» Problem description: Copy the data exactly as it appears, and do not include any pictures.

» Records provided:

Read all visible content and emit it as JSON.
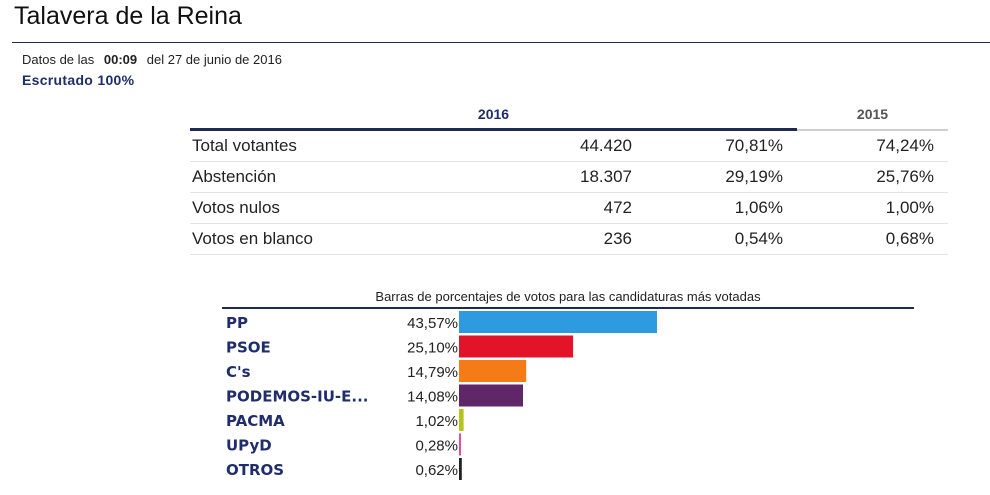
{
  "page": {
    "title": "Talavera de la Reina",
    "data_prefix": "Datos de las",
    "time": "00:09",
    "date_text": "del 27 de junio de 2016",
    "scrutiny": "Escrutado 100%"
  },
  "summary": {
    "col_2016": "2016",
    "col_2015": "2015",
    "rows": [
      {
        "label": "Total votantes",
        "count": "44.420",
        "pct": "70,81%",
        "prev": "74,24%"
      },
      {
        "label": "Abstención",
        "count": "18.307",
        "pct": "29,19%",
        "prev": "25,76%"
      },
      {
        "label": "Votos nulos",
        "count": "472",
        "pct": "1,06%",
        "prev": "1,00%"
      },
      {
        "label": "Votos en blanco",
        "count": "236",
        "pct": "0,54%",
        "prev": "0,68%"
      }
    ]
  },
  "chart_data": {
    "type": "bar",
    "title": "Barras de porcentajes de votos para las candidaturas más votadas",
    "orientation": "horizontal",
    "categories": [
      "PP",
      "PSOE",
      "C's",
      "PODEMOS-IU-E...",
      "PACMA",
      "UPyD",
      "OTROS"
    ],
    "values": [
      43.57,
      25.1,
      14.79,
      14.08,
      1.02,
      0.28,
      0.62
    ],
    "value_labels": [
      "43,57%",
      "25,10%",
      "14,79%",
      "14,08%",
      "1,02%",
      "0,28%",
      "0,62%"
    ],
    "colors": [
      "#2e9be0",
      "#e3142a",
      "#f47b16",
      "#5f2767",
      "#b5c41c",
      "#e44ca5",
      "#222222"
    ],
    "xlim": [
      0,
      100
    ],
    "grid": false
  }
}
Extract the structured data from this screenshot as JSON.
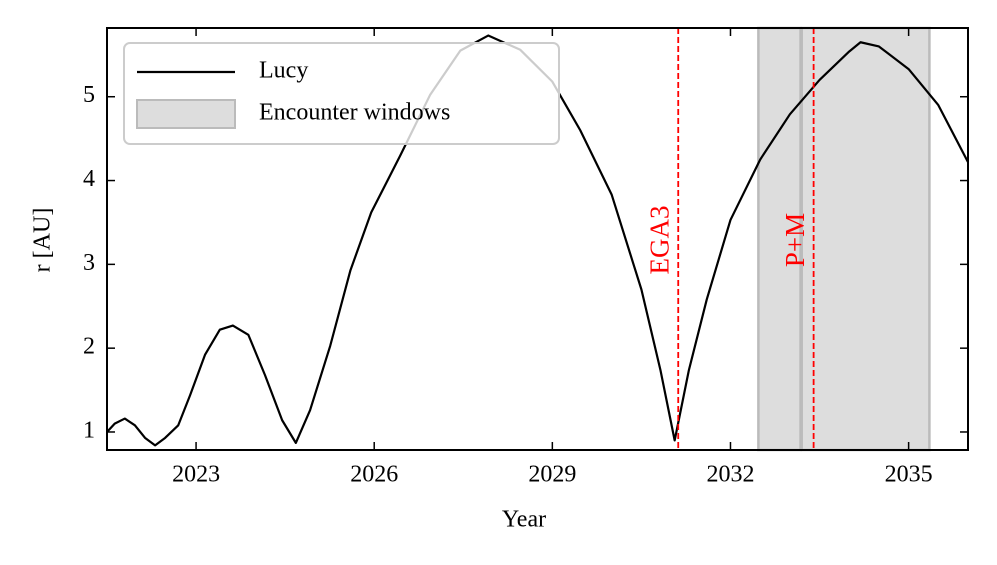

» Solution for this task:
Read all visible content and emit it as JSON.
{
  "page": {
    "title": "Talavera de la Reina",
    "data_prefix": "Datos de las",
    "time": "00:09",
    "date_text": "del 27 de junio de 2016",
    "scrutiny": "Escrutado 100%"
  },
  "summary": {
    "col_2016": "2016",
    "col_2015": "2015",
    "rows": [
      {
        "label": "Total votantes",
        "count": "44.420",
        "pct": "70,81%",
        "prev": "74,24%"
      },
      {
        "label": "Abstención",
        "count": "18.307",
        "pct": "29,19%",
        "prev": "25,76%"
      },
      {
        "label": "Votos nulos",
        "count": "472",
        "pct": "1,06%",
        "prev": "1,00%"
      },
      {
        "label": "Votos en blanco",
        "count": "236",
        "pct": "0,54%",
        "prev": "0,68%"
      }
    ]
  },
  "chart_data": {
    "type": "bar",
    "title": "Barras de porcentajes de votos para las candidaturas más votadas",
    "orientation": "horizontal",
    "categories": [
      "PP",
      "PSOE",
      "C's",
      "PODEMOS-IU-E...",
      "PACMA",
      "UPyD",
      "OTROS"
    ],
    "values": [
      43.57,
      25.1,
      14.79,
      14.08,
      1.02,
      0.28,
      0.62
    ],
    "value_labels": [
      "43,57%",
      "25,10%",
      "14,79%",
      "14,08%",
      "1,02%",
      "0,28%",
      "0,62%"
    ],
    "colors": [
      "#2e9be0",
      "#e3142a",
      "#f47b16",
      "#5f2767",
      "#b5c41c",
      "#e44ca5",
      "#222222"
    ],
    "xlim": [
      0,
      100
    ],
    "grid": false
  }
}
Extract the structured data from this screenshot as JSON.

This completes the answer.